== TASK INPUT ==
● ● ● ● ● ● ●

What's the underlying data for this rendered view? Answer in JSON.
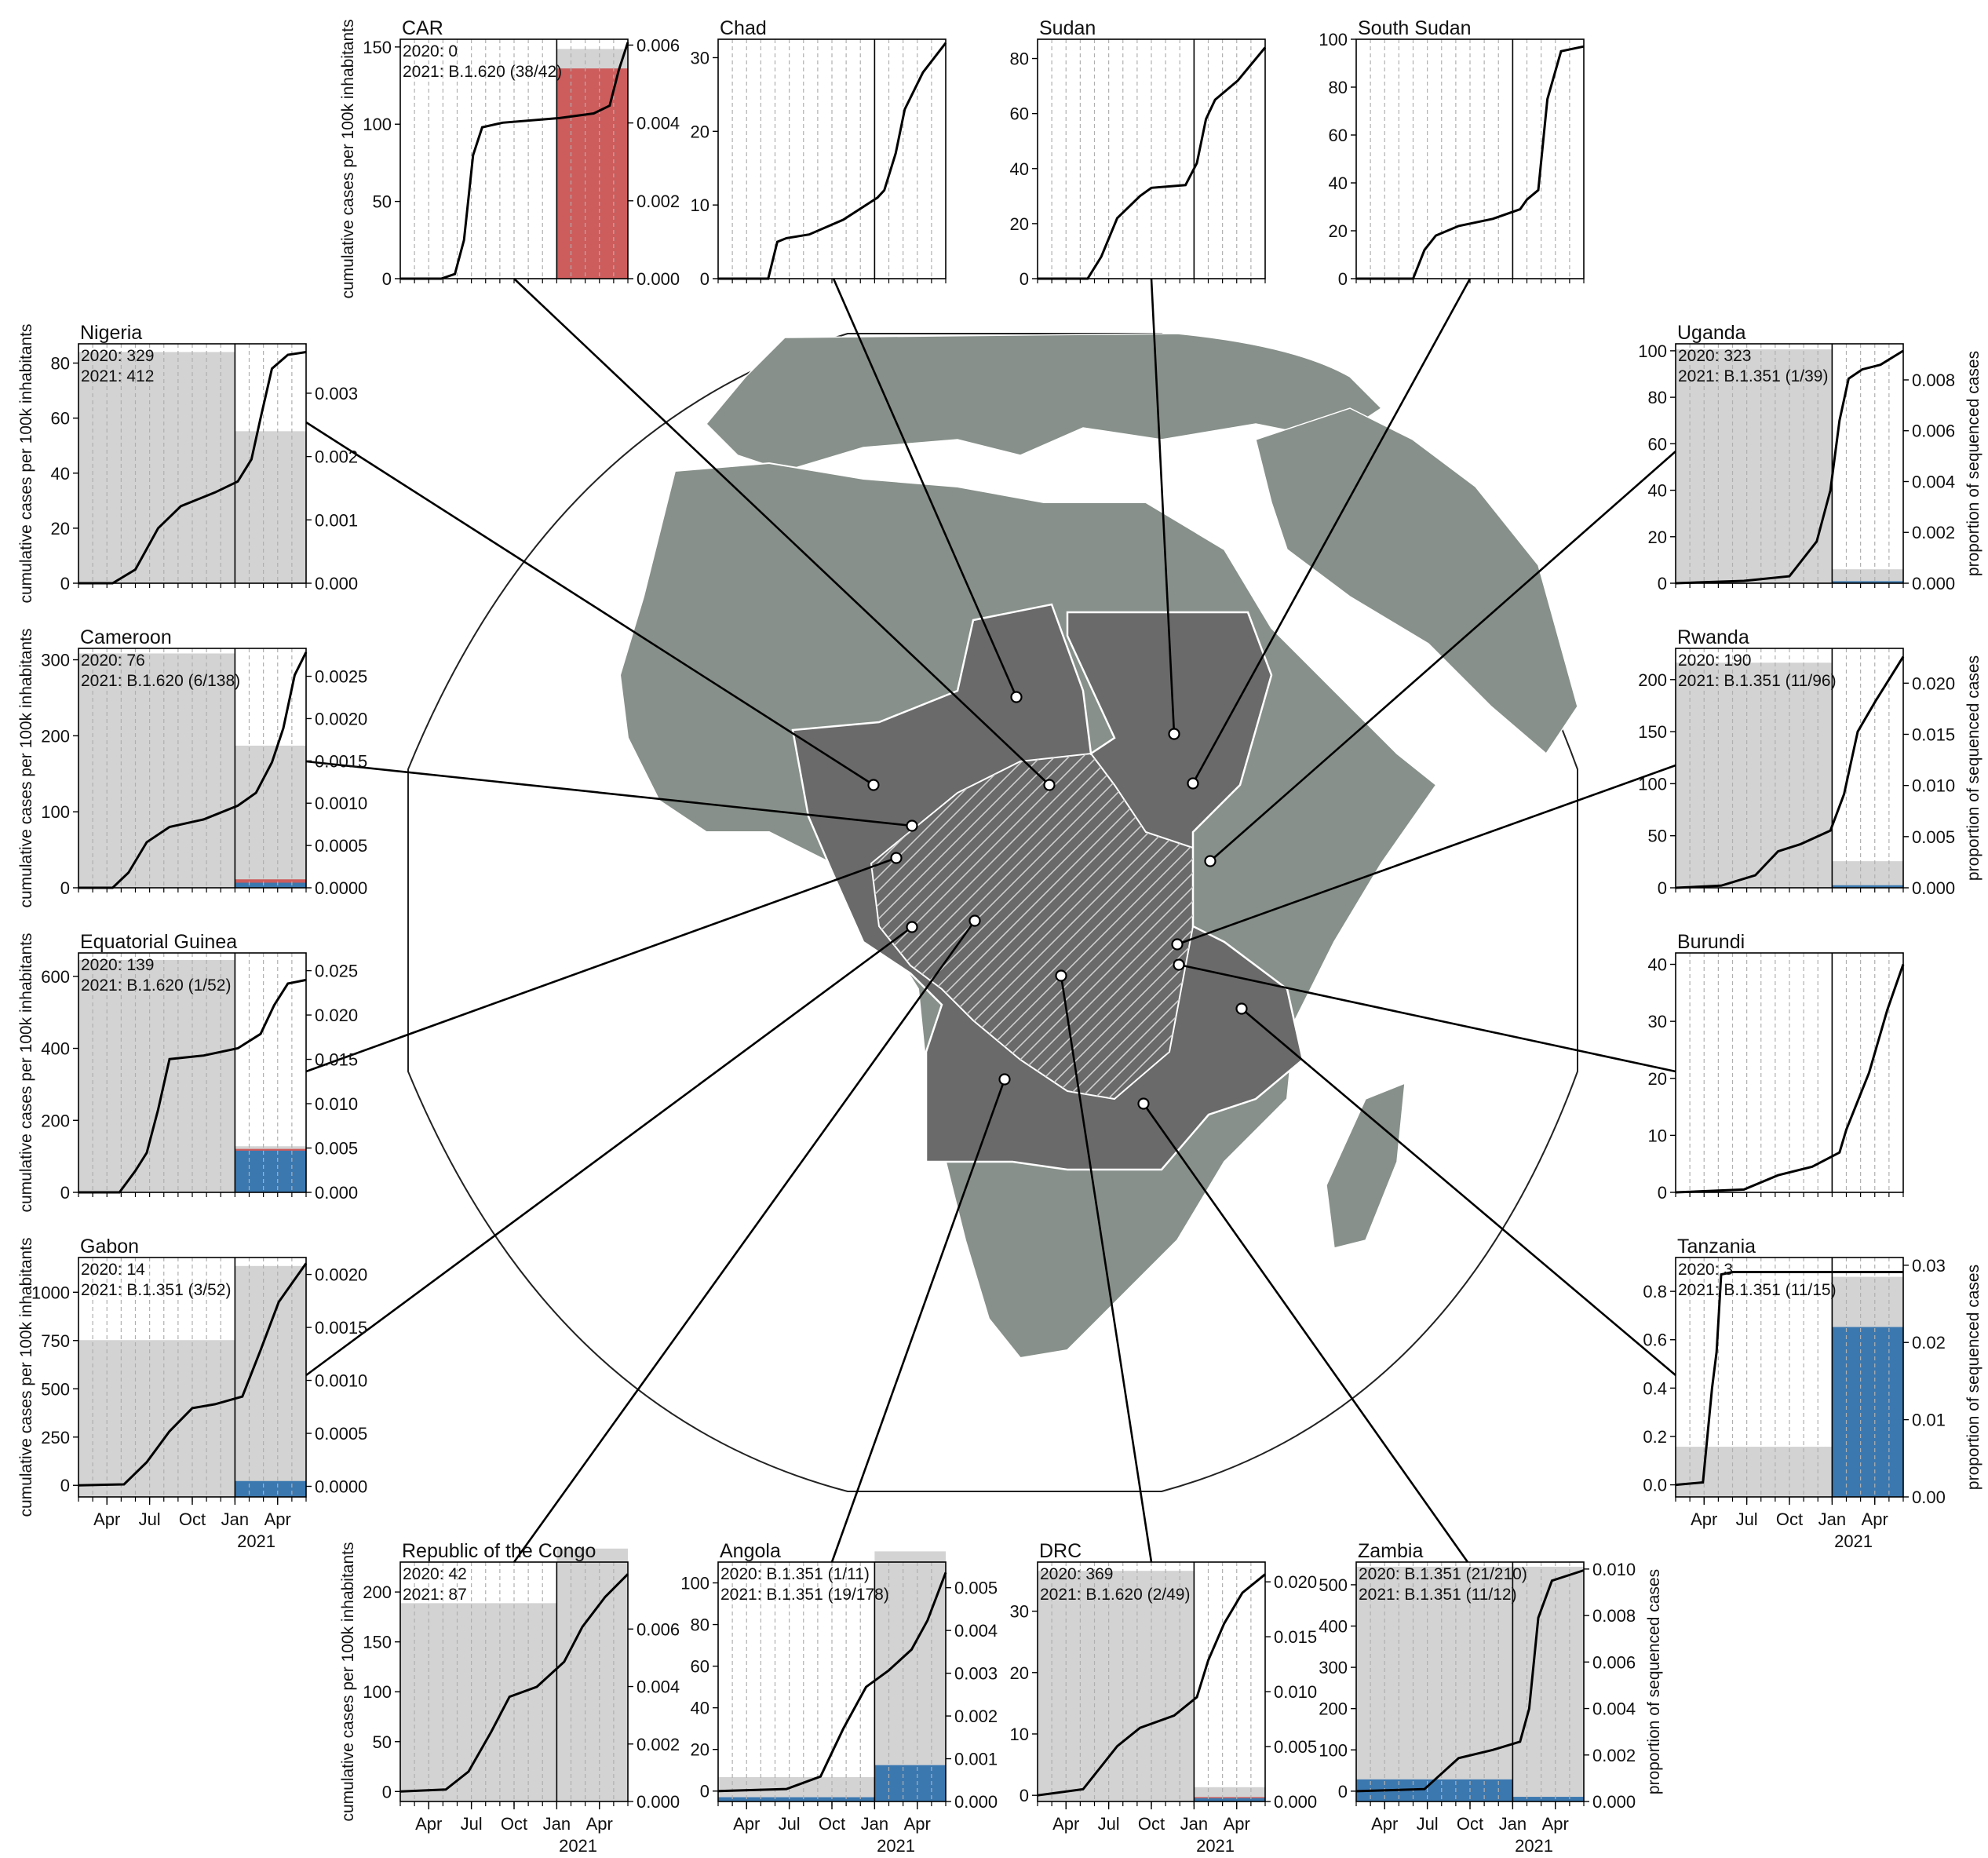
{
  "figure": {
    "colors": {
      "land": "#87908a",
      "highlight": "#6a6a6a",
      "border": "#ffffff",
      "bar_grey": "#d3d3d3",
      "red": "#cd5c5c",
      "blue": "#3b78b0",
      "line": "#000000"
    },
    "map_pins": [
      "Nigeria",
      "CAR",
      "Chad",
      "Sudan",
      "South Sudan",
      "Uganda",
      "Cameroon",
      "Rwanda",
      "Equatorial Guinea",
      "Burundi",
      "Gabon",
      "Tanzania",
      "Republic of the Congo",
      "Angola",
      "DRC",
      "Zambia"
    ]
  },
  "chart_data": [
    {
      "type": "line",
      "name": "CAR",
      "title": "CAR",
      "note": [
        "2020: 0",
        "2021: B.1.620 (38/42)"
      ],
      "ylabel": "cumulative cases per 100k inhabitants",
      "ylim": [
        0,
        155
      ],
      "yticks": [
        0,
        50,
        100,
        150
      ],
      "right_ylim": [
        0,
        0.00615
      ],
      "right_ticks": [
        "0.000",
        "0.002",
        "0.004",
        "0.006"
      ],
      "show_x": false,
      "bars": {
        "2020": {
          "grey": 0
        },
        "2021": {
          "grey": 0.0059,
          "red": 0.0054,
          "blue": 0
        }
      },
      "curve": [
        [
          0,
          0
        ],
        [
          0.18,
          0
        ],
        [
          0.24,
          3
        ],
        [
          0.28,
          25
        ],
        [
          0.32,
          80
        ],
        [
          0.36,
          98
        ],
        [
          0.45,
          101
        ],
        [
          0.7,
          104
        ],
        [
          0.85,
          107
        ],
        [
          0.92,
          112
        ],
        [
          0.96,
          135
        ],
        [
          1,
          153
        ]
      ]
    },
    {
      "type": "line",
      "name": "Chad",
      "title": "Chad",
      "note": [],
      "ylim": [
        0,
        32.5
      ],
      "yticks": [
        0,
        10,
        20,
        30
      ],
      "show_x": false,
      "curve": [
        [
          0,
          0
        ],
        [
          0.22,
          0
        ],
        [
          0.26,
          5
        ],
        [
          0.3,
          5.5
        ],
        [
          0.4,
          6
        ],
        [
          0.55,
          8
        ],
        [
          0.7,
          11
        ],
        [
          0.73,
          12
        ],
        [
          0.78,
          17
        ],
        [
          0.82,
          23
        ],
        [
          0.9,
          28
        ],
        [
          1,
          32
        ]
      ]
    },
    {
      "type": "line",
      "name": "Sudan",
      "title": "Sudan",
      "note": [],
      "ylim": [
        0,
        87
      ],
      "yticks": [
        0,
        20,
        40,
        60,
        80
      ],
      "show_x": false,
      "curve": [
        [
          0,
          0
        ],
        [
          0.22,
          0
        ],
        [
          0.28,
          8
        ],
        [
          0.35,
          22
        ],
        [
          0.45,
          30
        ],
        [
          0.5,
          33
        ],
        [
          0.65,
          34
        ],
        [
          0.7,
          42
        ],
        [
          0.74,
          58
        ],
        [
          0.78,
          65
        ],
        [
          0.88,
          72
        ],
        [
          1,
          84
        ]
      ]
    },
    {
      "type": "line",
      "name": "South Sudan",
      "title": "South Sudan",
      "note": [],
      "ylim": [
        0,
        100
      ],
      "yticks": [
        0,
        20,
        40,
        60,
        80,
        100
      ],
      "show_x": false,
      "curve": [
        [
          0,
          0
        ],
        [
          0.25,
          0
        ],
        [
          0.3,
          12
        ],
        [
          0.35,
          18
        ],
        [
          0.45,
          22
        ],
        [
          0.6,
          25
        ],
        [
          0.72,
          29
        ],
        [
          0.75,
          33
        ],
        [
          0.8,
          37
        ],
        [
          0.84,
          75
        ],
        [
          0.9,
          95
        ],
        [
          1,
          97
        ]
      ]
    },
    {
      "type": "line",
      "name": "Nigeria",
      "title": "Nigeria",
      "note": [
        "2020: 329",
        "2021: 412"
      ],
      "ylabel": "cumulative cases per 100k inhabitants",
      "ylim": [
        0,
        87
      ],
      "yticks": [
        0,
        20,
        40,
        60,
        80
      ],
      "right_ylim": [
        0,
        0.00378
      ],
      "right_ticks": [
        "0.000",
        "0.001",
        "0.002",
        "0.003"
      ],
      "show_x": false,
      "bars": {
        "2020": {
          "grey": 0.00365
        },
        "2021": {
          "grey": 0.0024,
          "red": 0,
          "blue": 0
        }
      },
      "curve": [
        [
          0,
          0
        ],
        [
          0.15,
          0
        ],
        [
          0.25,
          5
        ],
        [
          0.35,
          20
        ],
        [
          0.45,
          28
        ],
        [
          0.6,
          33
        ],
        [
          0.7,
          37
        ],
        [
          0.76,
          45
        ],
        [
          0.8,
          60
        ],
        [
          0.85,
          78
        ],
        [
          0.92,
          83
        ],
        [
          1,
          84
        ]
      ]
    },
    {
      "type": "line",
      "name": "Uganda",
      "title": "Uganda",
      "note": [
        "2020: 323",
        "2021: B.1.351 (1/39)"
      ],
      "ylabel": "proportion of sequenced cases",
      "ylabel_side": "right",
      "ylim": [
        0,
        103
      ],
      "yticks": [
        0,
        20,
        40,
        60,
        80,
        100
      ],
      "right_ylim": [
        0,
        0.00942
      ],
      "right_ticks": [
        "0.000",
        "0.002",
        "0.004",
        "0.006",
        "0.008"
      ],
      "show_x": false,
      "bars": {
        "2020": {
          "grey": 0.0092
        },
        "2021": {
          "grey": 0.00055,
          "red": 0,
          "blue": 8e-05
        }
      },
      "curve": [
        [
          0,
          0
        ],
        [
          0.3,
          1
        ],
        [
          0.5,
          3
        ],
        [
          0.62,
          18
        ],
        [
          0.68,
          40
        ],
        [
          0.72,
          70
        ],
        [
          0.76,
          88
        ],
        [
          0.82,
          92
        ],
        [
          0.9,
          94
        ],
        [
          1,
          100
        ]
      ]
    },
    {
      "type": "line",
      "name": "Cameroon",
      "title": "Cameroon",
      "note": [
        "2020: 76",
        "2021: B.1.620 (6/138)"
      ],
      "ylabel": "cumulative cases per 100k inhabitants",
      "ylim": [
        0,
        315
      ],
      "yticks": [
        0,
        100,
        200,
        300
      ],
      "right_ylim": [
        0,
        0.00283
      ],
      "right_ticks": [
        "0.0000",
        "0.0005",
        "0.0010",
        "0.0015",
        "0.0020",
        "0.0025"
      ],
      "show_x": false,
      "bars": {
        "2020": {
          "grey": 0.00277
        },
        "2021": {
          "grey": 0.00168,
          "red": 0.0001,
          "blue": 6e-05
        }
      },
      "curve": [
        [
          0,
          0
        ],
        [
          0.15,
          0
        ],
        [
          0.22,
          20
        ],
        [
          0.3,
          60
        ],
        [
          0.4,
          80
        ],
        [
          0.55,
          90
        ],
        [
          0.7,
          108
        ],
        [
          0.78,
          125
        ],
        [
          0.85,
          165
        ],
        [
          0.9,
          210
        ],
        [
          0.95,
          280
        ],
        [
          1,
          310
        ]
      ]
    },
    {
      "type": "line",
      "name": "Rwanda",
      "title": "Rwanda",
      "note": [
        "2020: 190",
        "2021: B.1.351 (11/96)"
      ],
      "ylabel": "proportion of sequenced cases",
      "ylabel_side": "right",
      "ylim": [
        0,
        230
      ],
      "yticks": [
        0,
        50,
        100,
        150,
        200
      ],
      "right_ylim": [
        0,
        0.0234
      ],
      "right_ticks": [
        "0.000",
        "0.005",
        "0.010",
        "0.015",
        "0.020"
      ],
      "show_x": false,
      "bars": {
        "2020": {
          "grey": 0.022
        },
        "2021": {
          "grey": 0.0026,
          "red": 0,
          "blue": 0.00025
        }
      },
      "curve": [
        [
          0,
          0
        ],
        [
          0.2,
          2
        ],
        [
          0.35,
          12
        ],
        [
          0.45,
          35
        ],
        [
          0.55,
          42
        ],
        [
          0.68,
          55
        ],
        [
          0.74,
          90
        ],
        [
          0.8,
          150
        ],
        [
          0.88,
          180
        ],
        [
          1,
          222
        ]
      ]
    },
    {
      "type": "line",
      "name": "Equatorial Guinea",
      "title": "Equatorial Guinea",
      "note": [
        "2020: 139",
        "2021: B.1.620 (1/52)"
      ],
      "ylabel": "cumulative cases per 100k inhabitants",
      "ylim": [
        0,
        665
      ],
      "yticks": [
        0,
        200,
        400,
        600
      ],
      "right_ylim": [
        0,
        0.027
      ],
      "right_ticks": [
        "0.000",
        "0.005",
        "0.010",
        "0.015",
        "0.020",
        "0.025"
      ],
      "show_x": false,
      "bars": {
        "2020": {
          "grey": 0.0262
        },
        "2021": {
          "grey": 0.0052,
          "red": 0.0049,
          "blue": 0.0047
        }
      },
      "curve": [
        [
          0,
          0
        ],
        [
          0.18,
          0
        ],
        [
          0.25,
          60
        ],
        [
          0.3,
          110
        ],
        [
          0.35,
          230
        ],
        [
          0.4,
          370
        ],
        [
          0.55,
          380
        ],
        [
          0.7,
          400
        ],
        [
          0.8,
          440
        ],
        [
          0.86,
          520
        ],
        [
          0.92,
          580
        ],
        [
          1,
          590
        ]
      ]
    },
    {
      "type": "line",
      "name": "Burundi",
      "title": "Burundi",
      "note": [],
      "ylim": [
        0,
        42
      ],
      "yticks": [
        0,
        10,
        20,
        30,
        40
      ],
      "show_x": false,
      "curve": [
        [
          0,
          0
        ],
        [
          0.3,
          0.5
        ],
        [
          0.45,
          3
        ],
        [
          0.6,
          4.5
        ],
        [
          0.72,
          7
        ],
        [
          0.75,
          11
        ],
        [
          0.85,
          21
        ],
        [
          0.93,
          32
        ],
        [
          1,
          40
        ]
      ]
    },
    {
      "type": "line",
      "name": "Gabon",
      "title": "Gabon",
      "note": [
        "2020: 14",
        "2021: B.1.351 (3/52)"
      ],
      "ylabel": "cumulative cases per 100k inhabitants",
      "ylim": [
        -60,
        1180
      ],
      "yticks": [
        0,
        250,
        500,
        750,
        1000
      ],
      "right_ylim": [
        -0.0001,
        0.00216
      ],
      "right_ticks": [
        "0.0000",
        "0.0005",
        "0.0010",
        "0.0015",
        "0.0020"
      ],
      "show_x": true,
      "xticks": [
        "Apr",
        "Jul",
        "Oct",
        "Jan",
        "Apr"
      ],
      "year": "2021",
      "bars": {
        "2020": {
          "grey": 0.00138
        },
        "2021": {
          "grey": 0.00208,
          "red": 0,
          "blue": 5e-05
        }
      },
      "curve": [
        [
          0,
          0
        ],
        [
          0.2,
          5
        ],
        [
          0.3,
          120
        ],
        [
          0.4,
          280
        ],
        [
          0.5,
          400
        ],
        [
          0.6,
          420
        ],
        [
          0.72,
          460
        ],
        [
          0.8,
          700
        ],
        [
          0.88,
          950
        ],
        [
          1,
          1150
        ]
      ]
    },
    {
      "type": "line",
      "name": "Tanzania",
      "title": "Tanzania",
      "note": [
        "2020: 3",
        "2021: B.1.351 (11/15)"
      ],
      "ylabel": "proportion of sequenced cases",
      "ylabel_side": "right",
      "ylim": [
        -0.05,
        0.94
      ],
      "yticks": [
        "0.0",
        "0.2",
        "0.4",
        "0.6",
        "0.8"
      ],
      "right_ylim": [
        0,
        0.031
      ],
      "right_ticks": [
        "0.00",
        "0.01",
        "0.02",
        "0.03"
      ],
      "show_x": true,
      "xticks": [
        "Apr",
        "Jul",
        "Oct",
        "Jan",
        "Apr"
      ],
      "year": "2021",
      "bars": {
        "2020": {
          "grey": 0.0065
        },
        "2021": {
          "grey": 0.0285,
          "red": 0,
          "blue": 0.022
        }
      },
      "curve": [
        [
          0,
          0
        ],
        [
          0.12,
          0.01
        ],
        [
          0.16,
          0.4
        ],
        [
          0.18,
          0.55
        ],
        [
          0.2,
          0.87
        ],
        [
          0.25,
          0.88
        ],
        [
          1,
          0.88
        ]
      ]
    },
    {
      "type": "line",
      "name": "Republic of the Congo",
      "title": "Republic of the Congo",
      "note": [
        "2020: 42",
        "2021: 87"
      ],
      "ylabel": "cumulative cases per 100k inhabitants",
      "ylim": [
        -10,
        230
      ],
      "yticks": [
        0,
        50,
        100,
        150,
        200
      ],
      "right_ylim": [
        0,
        0.00833
      ],
      "right_ticks": [
        "0.000",
        "0.002",
        "0.004",
        "0.006"
      ],
      "show_x": true,
      "xticks": [
        "Apr",
        "Jul",
        "Oct",
        "Jan",
        "Apr"
      ],
      "year": "2021",
      "bars": {
        "2020": {
          "grey": 0.0069
        },
        "2021": {
          "grey": 0.0088,
          "red": 0,
          "blue": 0
        }
      },
      "curve": [
        [
          0,
          0
        ],
        [
          0.2,
          2
        ],
        [
          0.3,
          20
        ],
        [
          0.4,
          60
        ],
        [
          0.48,
          95
        ],
        [
          0.6,
          105
        ],
        [
          0.72,
          130
        ],
        [
          0.8,
          165
        ],
        [
          0.9,
          195
        ],
        [
          1,
          218
        ]
      ]
    },
    {
      "type": "line",
      "name": "Angola",
      "title": "Angola",
      "note": [
        "2020: B.1.351 (1/11)",
        "2021: B.1.351 (19/178)"
      ],
      "ylim": [
        -5,
        110
      ],
      "yticks": [
        0,
        20,
        40,
        60,
        80,
        100
      ],
      "right_ylim": [
        0,
        0.0056
      ],
      "right_ticks": [
        "0.000",
        "0.001",
        "0.002",
        "0.003",
        "0.004",
        "0.005"
      ],
      "show_x": true,
      "xticks": [
        "Apr",
        "Jul",
        "Oct",
        "Jan",
        "Apr"
      ],
      "year": "2021",
      "bars": {
        "2020": {
          "grey": 0.00057,
          "red": 0,
          "blue": 0.0001
        },
        "2021": {
          "grey": 0.00585,
          "red": 0,
          "blue": 0.00085
        }
      },
      "curve": [
        [
          0,
          0
        ],
        [
          0.3,
          1
        ],
        [
          0.45,
          7
        ],
        [
          0.55,
          30
        ],
        [
          0.65,
          50
        ],
        [
          0.75,
          58
        ],
        [
          0.85,
          68
        ],
        [
          0.92,
          82
        ],
        [
          1,
          105
        ]
      ]
    },
    {
      "type": "line",
      "name": "DRC",
      "title": "DRC",
      "note": [
        "2020: 369",
        "2021: B.1.620 (2/49)"
      ],
      "ylim": [
        -1,
        38
      ],
      "yticks": [
        0,
        10,
        20,
        30
      ],
      "right_ylim": [
        0,
        0.0218
      ],
      "right_ticks": [
        "0.000",
        "0.005",
        "0.010",
        "0.015",
        "0.020"
      ],
      "show_x": true,
      "xticks": [
        "Apr",
        "Jul",
        "Oct",
        "Jan",
        "Apr"
      ],
      "year": "2021",
      "bars": {
        "2020": {
          "grey": 0.021
        },
        "2021": {
          "grey": 0.0013,
          "red": 0.0004,
          "blue": 0.0003
        }
      },
      "curve": [
        [
          0,
          0
        ],
        [
          0.2,
          1
        ],
        [
          0.35,
          8
        ],
        [
          0.45,
          11
        ],
        [
          0.6,
          13
        ],
        [
          0.7,
          16
        ],
        [
          0.75,
          22
        ],
        [
          0.82,
          28
        ],
        [
          0.9,
          33
        ],
        [
          1,
          36
        ]
      ]
    },
    {
      "type": "line",
      "name": "Zambia",
      "title": "Zambia",
      "note": [
        "2020: B.1.351 (21/210)",
        "2021: B.1.351 (11/12)"
      ],
      "ylabel": "proportion of sequenced cases",
      "ylabel_side": "right",
      "ylim": [
        -25,
        555
      ],
      "yticks": [
        0,
        100,
        200,
        300,
        400,
        500
      ],
      "right_ylim": [
        0,
        0.0103
      ],
      "right_ticks": [
        "0.000",
        "0.002",
        "0.004",
        "0.006",
        "0.008",
        "0.010"
      ],
      "show_x": true,
      "xticks": [
        "Apr",
        "Jul",
        "Oct",
        "Jan",
        "Apr"
      ],
      "year": "2021",
      "bars": {
        "2020": {
          "grey": 0.0101,
          "red": 0,
          "blue": 0.00095
        },
        "2021": {
          "grey": 0.0101,
          "red": 0,
          "blue": 0.0002
        }
      },
      "curve": [
        [
          0,
          0
        ],
        [
          0.3,
          5
        ],
        [
          0.45,
          80
        ],
        [
          0.6,
          100
        ],
        [
          0.72,
          120
        ],
        [
          0.76,
          200
        ],
        [
          0.8,
          420
        ],
        [
          0.86,
          510
        ],
        [
          1,
          535
        ]
      ]
    }
  ]
}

● ● ● ● ● ● ●

== AIM ==
Locate the lines above that hold the word "Nigeria". Show every one of them.

== RESPONSE TO THIS TASK ==
      "Nigeria",
      "name": "Nigeria",
      "title": "Nigeria",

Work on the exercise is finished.